▶ WORK REQUIRED:
Copy each line of the data below exactly, leaving out pictures.

---------- LISTED ENTRIES

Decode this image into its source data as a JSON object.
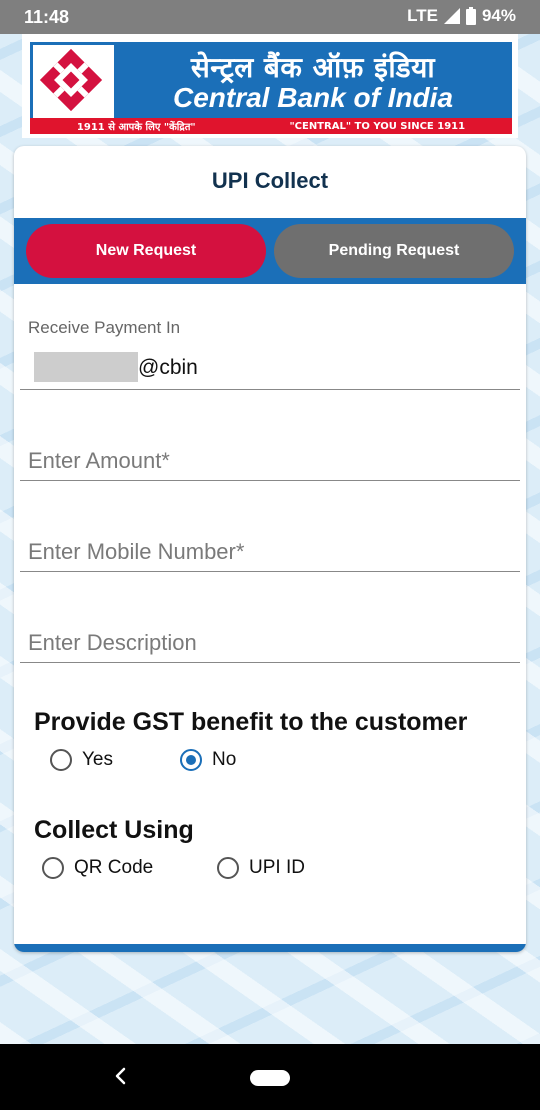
{
  "status": {
    "time": "11:48",
    "network": "LTE",
    "battery": "94%"
  },
  "header": {
    "bank_name_hindi": "सेन्ट्रल बैंक ऑफ़ इंडिया",
    "bank_name_english": "Central Bank of India",
    "tagline_left": "1911 से आपके लिए \"केंद्रित\"",
    "tagline_right": "\"CENTRAL\" TO YOU SINCE 1911",
    "brand_colors": {
      "blue": "#1b6fb8",
      "red": "#e0142d"
    }
  },
  "card": {
    "title": "UPI Collect",
    "tabs": [
      {
        "label": "New Request",
        "active": true
      },
      {
        "label": "Pending Request",
        "active": false
      }
    ],
    "receive": {
      "label": "Receive Payment In",
      "value": "@cbin"
    },
    "amount": {
      "placeholder": "Enter Amount*"
    },
    "mobile": {
      "placeholder": "Enter Mobile Number*"
    },
    "description": {
      "placeholder": "Enter Description"
    },
    "gst": {
      "title": "Provide GST benefit to the customer",
      "options": [
        {
          "label": "Yes",
          "selected": false
        },
        {
          "label": "No",
          "selected": true
        }
      ]
    },
    "collect": {
      "title": "Collect Using",
      "options": [
        {
          "label": "QR Code",
          "selected": false
        },
        {
          "label": "UPI ID",
          "selected": false
        }
      ]
    }
  },
  "nav": {
    "back_icon": "back-icon",
    "home_icon": "home-pill-icon"
  }
}
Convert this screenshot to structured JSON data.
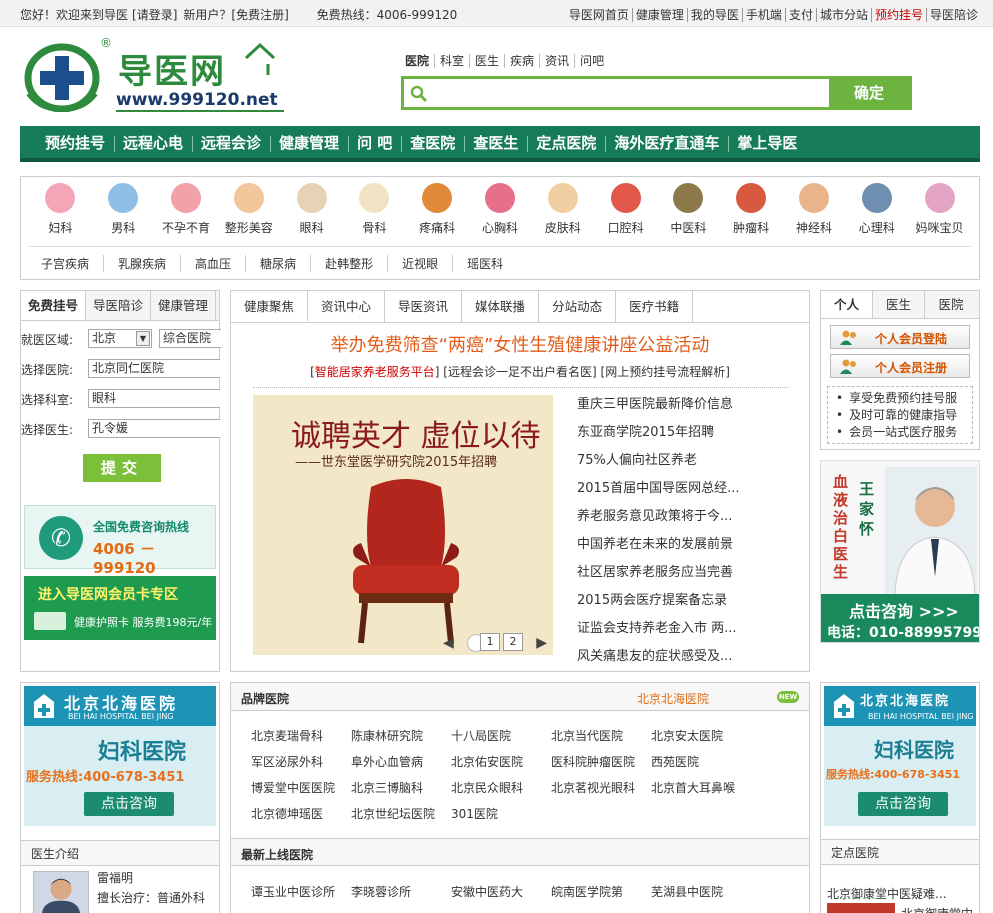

--------------------

▶ WRITTEN SOLUTION:
Decode this image into its source data as a JSON object.
{
  "status": {
    "time": "11:48",
    "network": "LTE",
    "battery": "94%"
  },
  "header": {
    "bank_name_hindi": "सेन्ट्रल बैंक ऑफ़ इंडिया",
    "bank_name_english": "Central Bank of India",
    "tagline_left": "1911 से आपके लिए \"केंद्रित\"",
    "tagline_right": "\"CENTRAL\" TO YOU SINCE 1911",
    "brand_colors": {
      "blue": "#1b6fb8",
      "red": "#e0142d"
    }
  },
  "card": {
    "title": "UPI Collect",
    "tabs": [
      {
        "label": "New Request",
        "active": true
      },
      {
        "label": "Pending Request",
        "active": false
      }
    ],
    "receive": {
      "label": "Receive Payment In",
      "value": "@cbin"
    },
    "amount": {
      "placeholder": "Enter Amount*"
    },
    "mobile": {
      "placeholder": "Enter Mobile Number*"
    },
    "description": {
      "placeholder": "Enter Description"
    },
    "gst": {
      "title": "Provide GST benefit to the customer",
      "options": [
        {
          "label": "Yes",
          "selected": false
        },
        {
          "label": "No",
          "selected": true
        }
      ]
    },
    "collect": {
      "title": "Collect Using",
      "options": [
        {
          "label": "QR Code",
          "selected": false
        },
        {
          "label": "UPI ID",
          "selected": false
        }
      ]
    }
  },
  "nav": {
    "back_icon": "back-icon",
    "home_icon": "home-pill-icon"
  }
}
Convert this screenshot to structured JSON data.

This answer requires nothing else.